THE PROBLEM: Retype the listing that follows, word for word.

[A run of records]
----------

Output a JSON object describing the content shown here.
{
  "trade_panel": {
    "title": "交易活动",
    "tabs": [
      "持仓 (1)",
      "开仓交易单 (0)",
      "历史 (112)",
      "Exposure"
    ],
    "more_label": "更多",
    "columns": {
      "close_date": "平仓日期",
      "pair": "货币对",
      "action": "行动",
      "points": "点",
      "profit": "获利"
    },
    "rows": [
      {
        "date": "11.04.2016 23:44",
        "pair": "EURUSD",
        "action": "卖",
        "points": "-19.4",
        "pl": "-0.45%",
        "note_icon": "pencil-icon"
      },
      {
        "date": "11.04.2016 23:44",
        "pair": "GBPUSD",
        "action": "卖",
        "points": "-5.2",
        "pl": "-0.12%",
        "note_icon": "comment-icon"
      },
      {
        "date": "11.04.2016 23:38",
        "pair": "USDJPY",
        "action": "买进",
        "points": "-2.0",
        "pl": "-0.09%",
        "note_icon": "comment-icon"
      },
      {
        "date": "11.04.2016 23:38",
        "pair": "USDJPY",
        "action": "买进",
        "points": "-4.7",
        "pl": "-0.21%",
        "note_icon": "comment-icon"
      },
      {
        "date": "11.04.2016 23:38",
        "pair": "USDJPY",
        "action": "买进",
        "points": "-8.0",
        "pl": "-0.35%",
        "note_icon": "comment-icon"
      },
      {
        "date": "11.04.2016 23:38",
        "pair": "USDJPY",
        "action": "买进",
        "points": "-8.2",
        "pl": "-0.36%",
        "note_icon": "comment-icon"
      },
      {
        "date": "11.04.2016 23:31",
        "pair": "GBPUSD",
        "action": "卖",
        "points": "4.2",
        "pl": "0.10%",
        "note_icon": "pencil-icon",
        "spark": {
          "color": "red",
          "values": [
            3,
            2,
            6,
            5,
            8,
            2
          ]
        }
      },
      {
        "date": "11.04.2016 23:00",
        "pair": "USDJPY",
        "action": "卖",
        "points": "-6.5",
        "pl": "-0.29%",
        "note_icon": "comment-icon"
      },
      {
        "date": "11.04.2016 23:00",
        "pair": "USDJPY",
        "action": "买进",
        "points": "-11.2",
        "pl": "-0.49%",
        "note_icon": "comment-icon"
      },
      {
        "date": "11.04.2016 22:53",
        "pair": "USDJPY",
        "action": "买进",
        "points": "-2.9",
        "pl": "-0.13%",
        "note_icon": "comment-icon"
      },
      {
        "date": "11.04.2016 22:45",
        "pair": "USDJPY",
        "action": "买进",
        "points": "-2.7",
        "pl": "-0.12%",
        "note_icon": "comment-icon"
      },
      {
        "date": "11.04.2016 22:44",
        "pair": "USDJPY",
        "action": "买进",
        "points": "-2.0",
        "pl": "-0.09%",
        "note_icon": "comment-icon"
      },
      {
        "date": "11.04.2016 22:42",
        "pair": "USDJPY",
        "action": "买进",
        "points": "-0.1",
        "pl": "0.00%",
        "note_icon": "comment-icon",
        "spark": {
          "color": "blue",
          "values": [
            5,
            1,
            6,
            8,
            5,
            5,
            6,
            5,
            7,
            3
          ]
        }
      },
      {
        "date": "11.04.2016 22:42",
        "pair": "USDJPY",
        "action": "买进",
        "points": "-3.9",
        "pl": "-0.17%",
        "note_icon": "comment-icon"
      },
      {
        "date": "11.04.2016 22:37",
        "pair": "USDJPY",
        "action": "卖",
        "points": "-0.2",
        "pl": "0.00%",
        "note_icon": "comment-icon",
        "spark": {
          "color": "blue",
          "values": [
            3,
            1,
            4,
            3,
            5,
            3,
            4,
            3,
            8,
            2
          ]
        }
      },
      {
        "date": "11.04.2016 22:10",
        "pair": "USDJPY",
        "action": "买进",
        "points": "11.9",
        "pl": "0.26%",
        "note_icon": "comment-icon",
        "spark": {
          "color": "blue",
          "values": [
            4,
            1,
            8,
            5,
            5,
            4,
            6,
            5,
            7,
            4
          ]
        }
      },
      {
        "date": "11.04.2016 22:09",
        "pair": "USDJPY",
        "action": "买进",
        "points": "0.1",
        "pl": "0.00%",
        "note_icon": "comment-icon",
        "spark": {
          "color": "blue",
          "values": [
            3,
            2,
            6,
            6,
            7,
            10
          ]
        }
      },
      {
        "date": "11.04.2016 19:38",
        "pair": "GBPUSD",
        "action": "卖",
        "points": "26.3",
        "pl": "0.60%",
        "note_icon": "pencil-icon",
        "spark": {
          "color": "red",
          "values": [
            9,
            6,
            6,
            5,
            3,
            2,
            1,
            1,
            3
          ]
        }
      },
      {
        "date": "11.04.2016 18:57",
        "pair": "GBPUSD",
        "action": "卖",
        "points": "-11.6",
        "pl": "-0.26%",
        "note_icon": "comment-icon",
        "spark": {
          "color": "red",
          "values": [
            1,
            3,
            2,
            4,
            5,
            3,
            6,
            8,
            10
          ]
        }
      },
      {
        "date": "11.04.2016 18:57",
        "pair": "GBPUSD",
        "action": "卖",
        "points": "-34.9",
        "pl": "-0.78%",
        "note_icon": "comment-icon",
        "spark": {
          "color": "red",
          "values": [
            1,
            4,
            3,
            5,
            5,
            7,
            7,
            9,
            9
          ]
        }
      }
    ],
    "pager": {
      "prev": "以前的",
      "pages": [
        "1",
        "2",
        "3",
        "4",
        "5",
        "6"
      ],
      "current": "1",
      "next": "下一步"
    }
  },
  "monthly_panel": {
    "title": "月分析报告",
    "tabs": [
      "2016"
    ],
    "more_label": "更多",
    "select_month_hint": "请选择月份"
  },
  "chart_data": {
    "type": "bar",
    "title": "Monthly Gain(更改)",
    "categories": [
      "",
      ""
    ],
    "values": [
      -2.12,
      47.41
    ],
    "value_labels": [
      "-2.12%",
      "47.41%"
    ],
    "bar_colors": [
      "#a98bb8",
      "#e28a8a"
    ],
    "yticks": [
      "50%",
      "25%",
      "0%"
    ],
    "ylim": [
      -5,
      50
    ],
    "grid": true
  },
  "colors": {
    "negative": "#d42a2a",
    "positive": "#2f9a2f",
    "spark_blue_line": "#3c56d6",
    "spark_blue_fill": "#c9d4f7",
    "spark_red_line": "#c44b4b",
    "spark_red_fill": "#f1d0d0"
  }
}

----------

WRITTEN SOLUTION:
Output a JSON object describing the content shown here.
{
  "trade_panel": {
    "title": "交易活动",
    "tabs": [
      "持仓 (1)",
      "开仓交易单 (0)",
      "历史 (112)",
      "Exposure"
    ],
    "more_label": "更多",
    "columns": {
      "close_date": "平仓日期",
      "pair": "货币对",
      "action": "行动",
      "points": "点",
      "profit": "获利"
    },
    "rows": [
      {
        "date": "11.04.2016 23:44",
        "pair": "EURUSD",
        "action": "卖",
        "points": "-19.4",
        "pl": "-0.45%",
        "note_icon": "pencil-icon"
      },
      {
        "date": "11.04.2016 23:44",
        "pair": "GBPUSD",
        "action": "卖",
        "points": "-5.2",
        "pl": "-0.12%",
        "note_icon": "comment-icon"
      },
      {
        "date": "11.04.2016 23:38",
        "pair": "USDJPY",
        "action": "买进",
        "points": "-2.0",
        "pl": "-0.09%",
        "note_icon": "comment-icon"
      },
      {
        "date": "11.04.2016 23:38",
        "pair": "USDJPY",
        "action": "买进",
        "points": "-4.7",
        "pl": "-0.21%",
        "note_icon": "comment-icon"
      },
      {
        "date": "11.04.2016 23:38",
        "pair": "USDJPY",
        "action": "买进",
        "points": "-8.0",
        "pl": "-0.35%",
        "note_icon": "comment-icon"
      },
      {
        "date": "11.04.2016 23:38",
        "pair": "USDJPY",
        "action": "买进",
        "points": "-8.2",
        "pl": "-0.36%",
        "note_icon": "comment-icon"
      },
      {
        "date": "11.04.2016 23:31",
        "pair": "GBPUSD",
        "action": "卖",
        "points": "4.2",
        "pl": "0.10%",
        "note_icon": "pencil-icon",
        "spark": {
          "color": "red",
          "values": [
            3,
            2,
            6,
            5,
            8,
            2
          ]
        }
      },
      {
        "date": "11.04.2016 23:00",
        "pair": "USDJPY",
        "action": "卖",
        "points": "-6.5",
        "pl": "-0.29%",
        "note_icon": "comment-icon"
      },
      {
        "date": "11.04.2016 23:00",
        "pair": "USDJPY",
        "action": "买进",
        "points": "-11.2",
        "pl": "-0.49%",
        "note_icon": "comment-icon"
      },
      {
        "date": "11.04.2016 22:53",
        "pair": "USDJPY",
        "action": "买进",
        "points": "-2.9",
        "pl": "-0.13%",
        "note_icon": "comment-icon"
      },
      {
        "date": "11.04.2016 22:45",
        "pair": "USDJPY",
        "action": "买进",
        "points": "-2.7",
        "pl": "-0.12%",
        "note_icon": "comment-icon"
      },
      {
        "date": "11.04.2016 22:44",
        "pair": "USDJPY",
        "action": "买进",
        "points": "-2.0",
        "pl": "-0.09%",
        "note_icon": "comment-icon"
      },
      {
        "date": "11.04.2016 22:42",
        "pair": "USDJPY",
        "action": "买进",
        "points": "-0.1",
        "pl": "0.00%",
        "note_icon": "comment-icon",
        "spark": {
          "color": "blue",
          "values": [
            5,
            1,
            6,
            8,
            5,
            5,
            6,
            5,
            7,
            3
          ]
        }
      },
      {
        "date": "11.04.2016 22:42",
        "pair": "USDJPY",
        "action": "买进",
        "points": "-3.9",
        "pl": "-0.17%",
        "note_icon": "comment-icon"
      },
      {
        "date": "11.04.2016 22:37",
        "pair": "USDJPY",
        "action": "卖",
        "points": "-0.2",
        "pl": "0.00%",
        "note_icon": "comment-icon",
        "spark": {
          "color": "blue",
          "values": [
            3,
            1,
            4,
            3,
            5,
            3,
            4,
            3,
            8,
            2
          ]
        }
      },
      {
        "date": "11.04.2016 22:10",
        "pair": "USDJPY",
        "action": "买进",
        "points": "11.9",
        "pl": "0.26%",
        "note_icon": "comment-icon",
        "spark": {
          "color": "blue",
          "values": [
            4,
            1,
            8,
            5,
            5,
            4,
            6,
            5,
            7,
            4
          ]
        }
      },
      {
        "date": "11.04.2016 22:09",
        "pair": "USDJPY",
        "action": "买进",
        "points": "0.1",
        "pl": "0.00%",
        "note_icon": "comment-icon",
        "spark": {
          "color": "blue",
          "values": [
            3,
            2,
            6,
            6,
            7,
            10
          ]
        }
      },
      {
        "date": "11.04.2016 19:38",
        "pair": "GBPUSD",
        "action": "卖",
        "points": "26.3",
        "pl": "0.60%",
        "note_icon": "pencil-icon",
        "spark": {
          "color": "red",
          "values": [
            9,
            6,
            6,
            5,
            3,
            2,
            1,
            1,
            3
          ]
        }
      },
      {
        "date": "11.04.2016 18:57",
        "pair": "GBPUSD",
        "action": "卖",
        "points": "-11.6",
        "pl": "-0.26%",
        "note_icon": "comment-icon",
        "spark": {
          "color": "red",
          "values": [
            1,
            3,
            2,
            4,
            5,
            3,
            6,
            8,
            10
          ]
        }
      },
      {
        "date": "11.04.2016 18:57",
        "pair": "GBPUSD",
        "action": "卖",
        "points": "-34.9",
        "pl": "-0.78%",
        "note_icon": "comment-icon",
        "spark": {
          "color": "red",
          "values": [
            1,
            4,
            3,
            5,
            5,
            7,
            7,
            9,
            9
          ]
        }
      }
    ],
    "pager": {
      "prev": "以前的",
      "pages": [
        "1",
        "2",
        "3",
        "4",
        "5",
        "6"
      ],
      "current": "1",
      "next": "下一步"
    }
  },
  "monthly_panel": {
    "title": "月分析报告",
    "tabs": [
      "2016"
    ],
    "more_label": "更多",
    "select_month_hint": "请选择月份"
  },
  "chart_data": {
    "type": "bar",
    "title": "Monthly Gain(更改)",
    "categories": [
      "",
      ""
    ],
    "values": [
      -2.12,
      47.41
    ],
    "value_labels": [
      "-2.12%",
      "47.41%"
    ],
    "bar_colors": [
      "#a98bb8",
      "#e28a8a"
    ],
    "yticks": [
      "50%",
      "25%",
      "0%"
    ],
    "ylim": [
      -5,
      50
    ],
    "grid": true
  },
  "colors": {
    "negative": "#d42a2a",
    "positive": "#2f9a2f",
    "spark_blue_line": "#3c56d6",
    "spark_blue_fill": "#c9d4f7",
    "spark_red_line": "#c44b4b",
    "spark_red_fill": "#f1d0d0"
  }
}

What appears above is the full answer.